Collection entries:
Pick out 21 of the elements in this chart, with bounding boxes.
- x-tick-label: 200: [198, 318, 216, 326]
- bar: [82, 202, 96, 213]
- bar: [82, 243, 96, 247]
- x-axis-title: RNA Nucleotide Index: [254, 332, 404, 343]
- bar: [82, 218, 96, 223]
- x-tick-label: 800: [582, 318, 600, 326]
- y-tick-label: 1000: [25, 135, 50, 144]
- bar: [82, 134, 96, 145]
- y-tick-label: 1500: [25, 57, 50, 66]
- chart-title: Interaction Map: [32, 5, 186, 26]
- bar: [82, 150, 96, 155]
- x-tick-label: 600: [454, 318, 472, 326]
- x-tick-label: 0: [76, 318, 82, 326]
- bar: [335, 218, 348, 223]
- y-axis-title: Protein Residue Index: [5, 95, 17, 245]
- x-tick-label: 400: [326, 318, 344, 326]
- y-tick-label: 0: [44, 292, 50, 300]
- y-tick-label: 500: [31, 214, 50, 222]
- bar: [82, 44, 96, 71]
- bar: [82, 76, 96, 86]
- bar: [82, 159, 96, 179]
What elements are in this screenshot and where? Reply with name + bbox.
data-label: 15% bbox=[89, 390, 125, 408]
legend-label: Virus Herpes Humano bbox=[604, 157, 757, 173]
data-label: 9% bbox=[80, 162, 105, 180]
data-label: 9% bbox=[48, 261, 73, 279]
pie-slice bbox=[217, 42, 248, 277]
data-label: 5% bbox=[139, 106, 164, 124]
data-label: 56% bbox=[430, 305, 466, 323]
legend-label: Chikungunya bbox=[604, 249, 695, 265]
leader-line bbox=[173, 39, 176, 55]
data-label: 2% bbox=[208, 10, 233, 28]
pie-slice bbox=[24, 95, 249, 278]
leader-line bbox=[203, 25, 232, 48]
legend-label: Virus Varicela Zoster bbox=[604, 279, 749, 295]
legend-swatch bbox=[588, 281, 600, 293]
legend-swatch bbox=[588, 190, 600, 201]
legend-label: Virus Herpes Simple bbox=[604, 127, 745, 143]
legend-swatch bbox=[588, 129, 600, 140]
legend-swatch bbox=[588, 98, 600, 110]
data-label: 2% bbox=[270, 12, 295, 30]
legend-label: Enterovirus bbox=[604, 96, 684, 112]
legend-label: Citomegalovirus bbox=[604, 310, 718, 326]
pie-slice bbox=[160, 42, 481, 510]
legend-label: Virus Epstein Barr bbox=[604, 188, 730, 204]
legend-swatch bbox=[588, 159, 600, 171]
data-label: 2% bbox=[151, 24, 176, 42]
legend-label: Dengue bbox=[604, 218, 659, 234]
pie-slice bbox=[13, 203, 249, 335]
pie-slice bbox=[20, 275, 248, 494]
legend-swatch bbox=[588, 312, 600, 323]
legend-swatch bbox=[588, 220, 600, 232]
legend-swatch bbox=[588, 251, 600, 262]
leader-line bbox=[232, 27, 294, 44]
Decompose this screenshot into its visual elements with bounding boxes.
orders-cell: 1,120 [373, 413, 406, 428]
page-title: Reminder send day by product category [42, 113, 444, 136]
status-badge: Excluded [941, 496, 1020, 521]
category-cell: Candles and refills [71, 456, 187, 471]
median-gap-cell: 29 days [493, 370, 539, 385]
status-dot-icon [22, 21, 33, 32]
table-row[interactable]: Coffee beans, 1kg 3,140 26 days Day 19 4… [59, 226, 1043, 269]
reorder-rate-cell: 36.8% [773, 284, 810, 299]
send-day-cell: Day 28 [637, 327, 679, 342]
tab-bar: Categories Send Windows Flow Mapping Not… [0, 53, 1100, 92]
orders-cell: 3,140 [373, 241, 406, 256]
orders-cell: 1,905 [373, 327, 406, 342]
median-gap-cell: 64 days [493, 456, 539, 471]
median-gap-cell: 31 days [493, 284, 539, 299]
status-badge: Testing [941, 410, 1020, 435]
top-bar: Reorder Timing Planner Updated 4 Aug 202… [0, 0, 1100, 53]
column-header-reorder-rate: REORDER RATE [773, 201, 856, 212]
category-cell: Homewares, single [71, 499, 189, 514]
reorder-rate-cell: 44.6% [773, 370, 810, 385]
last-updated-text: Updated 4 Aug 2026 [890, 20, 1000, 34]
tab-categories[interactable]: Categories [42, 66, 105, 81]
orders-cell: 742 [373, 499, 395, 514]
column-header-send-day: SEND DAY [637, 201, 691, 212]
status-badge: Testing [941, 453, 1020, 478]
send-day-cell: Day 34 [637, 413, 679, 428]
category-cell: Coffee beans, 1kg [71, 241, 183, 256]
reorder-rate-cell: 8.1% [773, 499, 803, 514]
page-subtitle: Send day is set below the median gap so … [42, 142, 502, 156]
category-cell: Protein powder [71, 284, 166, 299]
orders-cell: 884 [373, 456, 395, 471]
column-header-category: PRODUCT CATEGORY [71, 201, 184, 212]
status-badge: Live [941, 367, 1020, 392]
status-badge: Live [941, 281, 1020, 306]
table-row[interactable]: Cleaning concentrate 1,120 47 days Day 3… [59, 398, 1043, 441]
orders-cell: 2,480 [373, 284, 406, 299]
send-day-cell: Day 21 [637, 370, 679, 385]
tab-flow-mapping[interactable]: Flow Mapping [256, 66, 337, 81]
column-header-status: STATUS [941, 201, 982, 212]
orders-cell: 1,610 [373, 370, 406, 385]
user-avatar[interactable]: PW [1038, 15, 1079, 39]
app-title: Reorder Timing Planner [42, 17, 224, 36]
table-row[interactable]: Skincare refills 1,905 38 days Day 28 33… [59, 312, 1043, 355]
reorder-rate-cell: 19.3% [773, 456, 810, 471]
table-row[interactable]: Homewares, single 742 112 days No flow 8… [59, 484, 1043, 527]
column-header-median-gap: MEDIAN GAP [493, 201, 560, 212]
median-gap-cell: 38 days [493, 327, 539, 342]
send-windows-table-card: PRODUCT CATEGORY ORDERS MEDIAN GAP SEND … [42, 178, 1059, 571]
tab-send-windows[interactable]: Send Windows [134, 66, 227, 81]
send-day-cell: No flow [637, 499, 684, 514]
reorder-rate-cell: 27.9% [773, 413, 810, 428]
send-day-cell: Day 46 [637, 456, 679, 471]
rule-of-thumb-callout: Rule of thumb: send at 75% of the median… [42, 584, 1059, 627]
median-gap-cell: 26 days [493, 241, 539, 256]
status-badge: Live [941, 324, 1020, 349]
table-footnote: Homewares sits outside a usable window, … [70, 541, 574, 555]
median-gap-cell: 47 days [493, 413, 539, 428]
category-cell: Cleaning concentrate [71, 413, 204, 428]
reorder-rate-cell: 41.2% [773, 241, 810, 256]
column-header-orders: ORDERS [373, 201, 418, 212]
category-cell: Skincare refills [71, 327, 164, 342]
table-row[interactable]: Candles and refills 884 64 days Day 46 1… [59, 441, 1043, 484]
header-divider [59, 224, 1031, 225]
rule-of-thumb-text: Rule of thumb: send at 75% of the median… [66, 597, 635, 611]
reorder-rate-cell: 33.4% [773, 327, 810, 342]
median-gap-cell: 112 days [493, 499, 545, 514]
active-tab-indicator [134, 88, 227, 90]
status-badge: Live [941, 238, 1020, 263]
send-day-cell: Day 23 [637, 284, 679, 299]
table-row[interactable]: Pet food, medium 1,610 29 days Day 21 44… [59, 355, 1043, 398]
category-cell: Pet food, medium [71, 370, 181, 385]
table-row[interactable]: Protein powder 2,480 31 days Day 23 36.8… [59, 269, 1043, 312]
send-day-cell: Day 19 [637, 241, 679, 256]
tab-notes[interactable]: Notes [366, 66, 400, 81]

> _Work to complete_: Among the records above, find the lines where the word "concentrate" appears and copy them.

> _Response to this exercise_:
table-row[interactable]: Cleaning concentrate 1,120 47 days Day 3… [59, 398, 1043, 441]
category-cell: Cleaning concentrate [71, 413, 204, 428]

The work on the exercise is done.